▸ **STATED EXERCISE**
Will you give the material below again, every line exactly as it is?

___ EXTRACTED RECORDS

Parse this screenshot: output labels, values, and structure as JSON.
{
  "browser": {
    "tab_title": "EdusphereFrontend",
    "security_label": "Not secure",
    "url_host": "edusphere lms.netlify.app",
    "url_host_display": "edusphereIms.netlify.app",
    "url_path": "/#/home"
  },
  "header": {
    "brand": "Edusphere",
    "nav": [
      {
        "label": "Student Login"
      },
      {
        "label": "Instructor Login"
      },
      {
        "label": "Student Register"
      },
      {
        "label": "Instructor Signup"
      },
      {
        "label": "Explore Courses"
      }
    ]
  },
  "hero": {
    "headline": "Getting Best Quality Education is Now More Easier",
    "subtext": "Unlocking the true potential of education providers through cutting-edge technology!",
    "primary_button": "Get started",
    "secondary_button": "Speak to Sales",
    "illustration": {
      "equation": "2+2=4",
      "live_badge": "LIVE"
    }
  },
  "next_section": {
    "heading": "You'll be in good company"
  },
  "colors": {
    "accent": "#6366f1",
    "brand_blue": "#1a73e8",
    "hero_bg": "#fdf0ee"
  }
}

______

▸ **PROBLEM SOLUTION**
Parse this screenshot: output labels, values, and structure as JSON.
{
  "browser": {
    "tab_title": "EdusphereFrontend",
    "security_label": "Not secure",
    "url_host": "edusphere lms.netlify.app",
    "url_host_display": "edusphereIms.netlify.app",
    "url_path": "/#/home"
  },
  "header": {
    "brand": "Edusphere",
    "nav": [
      {
        "label": "Student Login"
      },
      {
        "label": "Instructor Login"
      },
      {
        "label": "Student Register"
      },
      {
        "label": "Instructor Signup"
      },
      {
        "label": "Explore Courses"
      }
    ]
  },
  "hero": {
    "headline": "Getting Best Quality Education is Now More Easier",
    "subtext": "Unlocking the true potential of education providers through cutting-edge technology!",
    "primary_button": "Get started",
    "secondary_button": "Speak to Sales",
    "illustration": {
      "equation": "2+2=4",
      "live_badge": "LIVE"
    }
  },
  "next_section": {
    "heading": "You'll be in good company"
  },
  "colors": {
    "accent": "#6366f1",
    "brand_blue": "#1a73e8",
    "hero_bg": "#fdf0ee"
  }
}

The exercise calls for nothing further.